>>>

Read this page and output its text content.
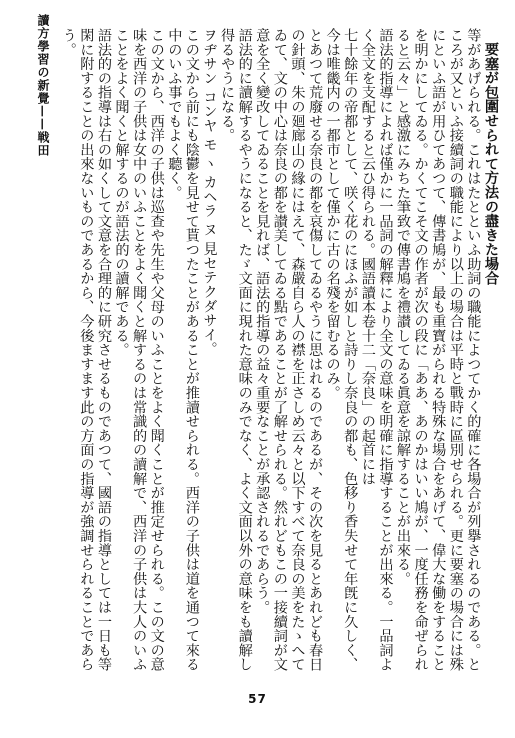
讀方學習の新覺——戦田	要塞が包圍せられて方法の盡きた場合

等があげられる。これはたとといふ助詞の職能によつてかく的確に各場合が列擧されるのである。ところが又といふ接續詞の職能により以上の場合は平時と戰時に區別せられる。更に要塞の場合には殊にといふ語が用ひてあつて、傳書鳩が、最も重寶がられる特殊な場合をあげて、偉大な働をすることを明かにしてゐる。かくてこそ文の作者が次の段に「ああ、あのかはいい鳩が、一度任務を命ぜられると云々」と感激にみちた筆致で傳書鳩を禮讃してゐる眞意を諒解することが出來る。

語法的指導によれば僅かに一品詞の解釋により全文の意味を明確に指導することが出來る。一品詞よく全文を支配すると云ひ得られる。國語讀本卷十二「奈良」の起首には

七十餘年の帝都として、咲く花のにほふが如しと詩りし奈良の都も、色移り香失せて年旣に久しく、今は唯畿内の一都市として僅かに古の名殘を留むるのみ。

とあつて荒廢せる奈良の都を哀傷してゐるやうに思はれるのであるが、その次を見るとあれども春日の針頭、朱の廻廊山の緣にはえて、森嚴自ら人の襟を正さしめ云々と以下すべて奈良の美をたゝへてゐて、文の中心は奈良の都を讃美してゐる點であることが了解せられる。然れどもこの一接續詞が文意を全く變改してゐることを見れば、語法的指導の益々重要なことが承認されるであらう。

語法的に讀解するやうになると、たゞ文面に現れた意味のみでなく、よく文面以外の意味をも讀解し得るやうになる。

ヲヂサン コンヤ モ ヽ カヘラ ヌ 見セテクダサイ。

この文から前にも陰鬱を見せて貰つたことがあることが推讀せられる。西洋の子供は道を通つて來る中のいふ事でもよく聽く。

この文から、西洋の子供は巡查や先生や父母のいふことをよく聞くことが推定せられる。この文の意味を西洋の子供は女中のいふことをよく聞くと解するのは常識的の讀解で、西洋の子供は大人のいふことをよく聞くと解するのが語法的の讀解である。

語法的の指導は右の如くして文意を合理的に研究させるものであつて、國語の指導としては一日も等閑に附することの出來ないものであるから、今後ますます此の方面の指導が強調せられることであらう。

57
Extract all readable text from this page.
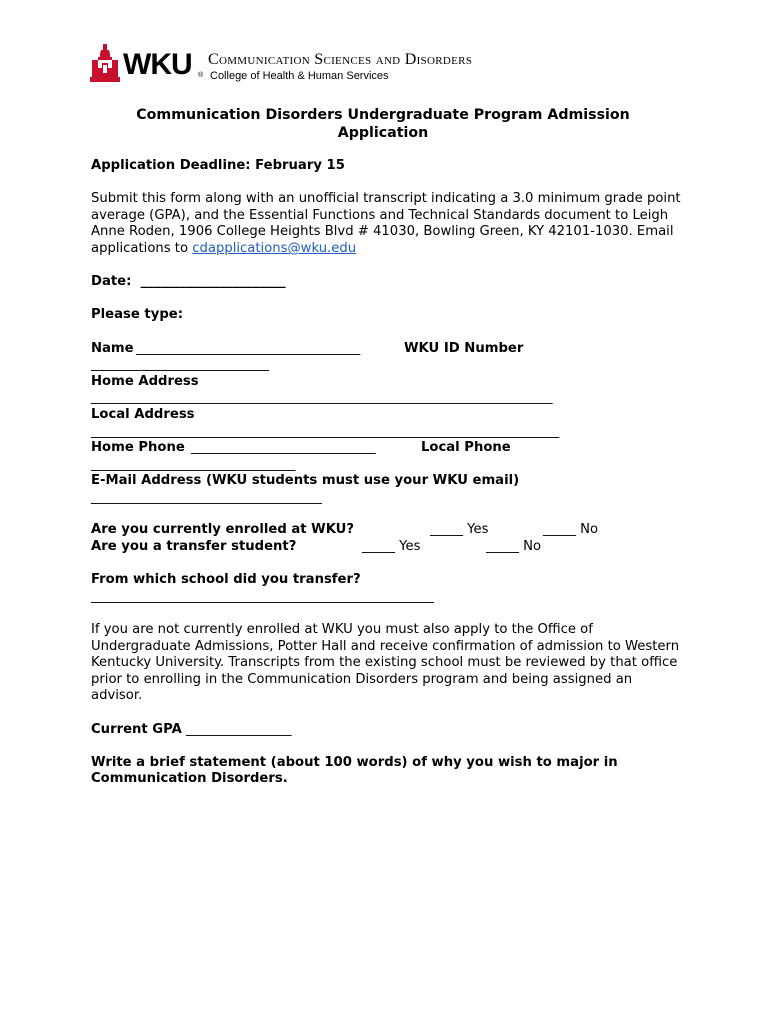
WKU ®
Communication Sciences and Disorders
College of Health & Human Services
Communication Disorders Undergraduate Program Admission
Application

Application Deadline: February 15

Submit this form along with an unofficial transcript indicating a 3.0 minimum grade point average (GPA), and the Essential Functions and Technical Standards document to Leigh Anne Roden, 1906 College Heights Blvd # 41030, Bowling Green, KY 42101-1030. Email applications to cdapplications@wku.edu

Date: ______________________

Please type:

Name __________________________________	WKU ID Number
___________________________
Home Address
______________________________________________________________________
Local Address
_______________________________________________________________________
Home Phone ____________________________	Local Phone
_______________________________
E-Mail Address (WKU students must use your WKU email)
___________________________________
Are you currently enrolled at WKU?	_____ Yes	_____ No
Are you a transfer student?	_____ Yes	_____ No
From which school did you transfer?
____________________________________________________

If you are not currently enrolled at WKU you must also apply to the Office of Undergraduate Admissions, Potter Hall and receive confirmation of admission to Western Kentucky University. Transcripts from the existing school must be reviewed by that office prior to enrolling in the Communication Disorders program and being assigned an advisor.

Current GPA ________________

Write a brief statement (about 100 words) of why you wish to major in Communication Disorders.
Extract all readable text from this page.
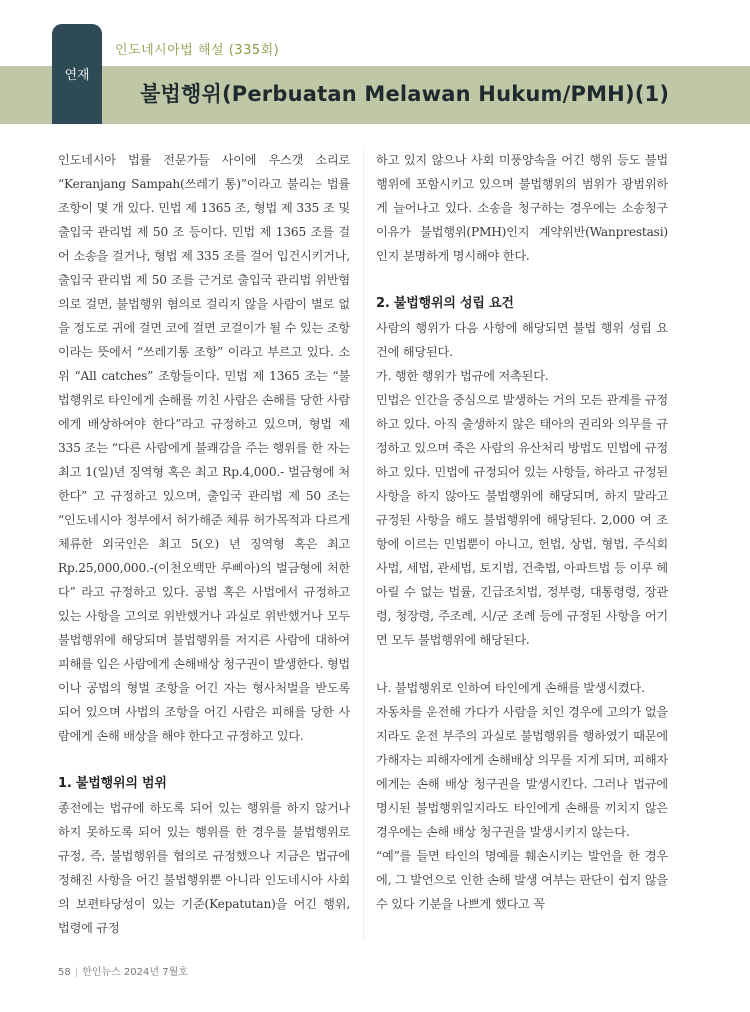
연재
인도네시아법 해설 (335회)
불법행위(Perbuatan Melawan Hukum/PMH)(1)

인도네시아 법률 전문가들 사이에 우스갯 소리로 “Keranjang Sampah(쓰레기 통)”이라고 불리는 법률 조항이 몇 개 있다. 민법 제 1365 조, 형법 제 335 조 및 출입국 관리법 제 50 조 등이다. 민법 제 1365 조를 걸어 소송을 걸거나, 형법 제 335 조를 걸어 입건시키거나, 출입국 관리법 제 50 조를 근거로 출입국 관리법 위반혐의로 걸면, 불법행위 혐의로 걸리지 않을 사람이 별로 없을 정도로 귀에 걸면 코에 걸면 코걸이가 될 수 있는 조항이라는 뜻에서 “쓰레기통 조항” 이라고 부르고 있다. 소위 “All catches” 조항들이다. 민법 제 1365 조는 “불법행위로 타인에게 손해를 끼친 사람은 손해를 당한 사람에게 배상하여야 한다”라고 규정하고 있으며, 형법 제 335 조는 “다른 사람에게 불쾌감을 주는 행위를 한 자는 최고 1(일)년 징역형 혹은 최고 Rp.4,000.- 벌금형에 처한다” 고 규정하고 있으며, 출입국 관리법 제 50 조는 “인도네시아 정부에서 허가해준 체류 허가목적과 다르게 체류한 외국인은 최고 5(오) 년 징역형 혹은 최고 Rp.25,000,000.-(이천오백만 루삐아)의 벌금형에 처한다” 라고 규정하고 있다. 공법 혹은 사법에서 규정하고 있는 사항을 고의로 위반했거나 과실로 위반했거나 모두 불법행위에 해당되며 불법행위를 저지른 사람에 대하여 피해를 입은 사람에게 손해배상 청구권이 발생한다. 형법이나 공법의 형벌 조항을 어긴 자는 형사처벌을 받도록 되어 있으며 사법의 조항을 어긴 사람은 피해를 당한 사람에게 손해 배상을 해야 한다고 규정하고 있다.

1. 불법행위의 범위

종전에는 법규에 하도록 되어 있는 행위를 하지 않거나 하지 못하도록 되어 있는 행위를 한 경우를 불법행위로 규정, 즉, 불법행위를 협의로 규정했으나 지금은 법규에 정해진 사항을 어긴 불법행위뿐 아니라 인도네시아 사회의 보편타당성이 있는 기준(Kepatutan)을 어긴 행위, 법령에 규정

하고 있지 않으나 사회 미풍양속을 어긴 행위 등도 불법행위에 포함시키고 있으며 불법행위의 범위가 광범위하게 늘어나고 있다. 소송을 청구하는 경우에는 소송청구 이유가 불법행위(PMH)인지 계약위반(Wanprestasi)인지 분명하게 명시해야 한다.

2. 불법행위의 성립 요건

사람의 행위가 다음 사항에 해당되면 불법 행위 성립 요건에 해당된다.

가. 행한 행위가 법규에 저촉된다.

민법은 인간을 중심으로 발생하는 거의 모든 관계를 규정하고 있다. 아직 출생하지 않은 태아의 권리와 의무를 규정하고 있으며 죽은 사람의 유산처리 방법도 민법에 규정하고 있다. 민법에 규정되어 있는 사항들, 하라고 규정된 사항을 하지 않아도 불법행위에 해당되며, 하지 말라고 규정된 사항을 해도 불법행위에 해당된다. 2,000 여 조항에 이르는 민법뿐이 아니고, 헌법, 상법, 형법, 주식회사법, 세법, 관세법, 토지법, 건축법, 아파트법 등 이루 헤아릴 수 없는 법률, 긴급조치법, 정부령, 대통령령, 장관령, 청장령, 주조례, 시/군 조례 등에 규정된 사항을 어기면 모두 불법행위에 해당된다.

나. 불법행위로 인하여 타인에게 손해를 발생시켰다.

자동차를 운전해 가다가 사람을 치인 경우에 고의가 없을지라도 운전 부주의 과실로 불법행위를 행하였기 때문에 가해자는 피해자에게 손해배상 의무를 지게 되며, 피해자에게는 손해 배상 청구권을 발생시킨다. 그러나 법규에 명시된 불법행위일지라도 타인에게 손해를 끼치지 않은 경우에는 손해 배상 청구권을 발생시키지 않는다.

“예”를 들면 타인의 명예를 훼손시키는 발언을 한 경우에, 그 발언으로 인한 손해 발생 여부는 판단이 쉽지 않을 수 있다 기분을 나쁘게 했다고 꼭

58 | 한인뉴스 2024년 7월호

<<<

■ Directive ■
Count the lines above that contain the word "Undergraduate". Give only the number.

■ Result ■
2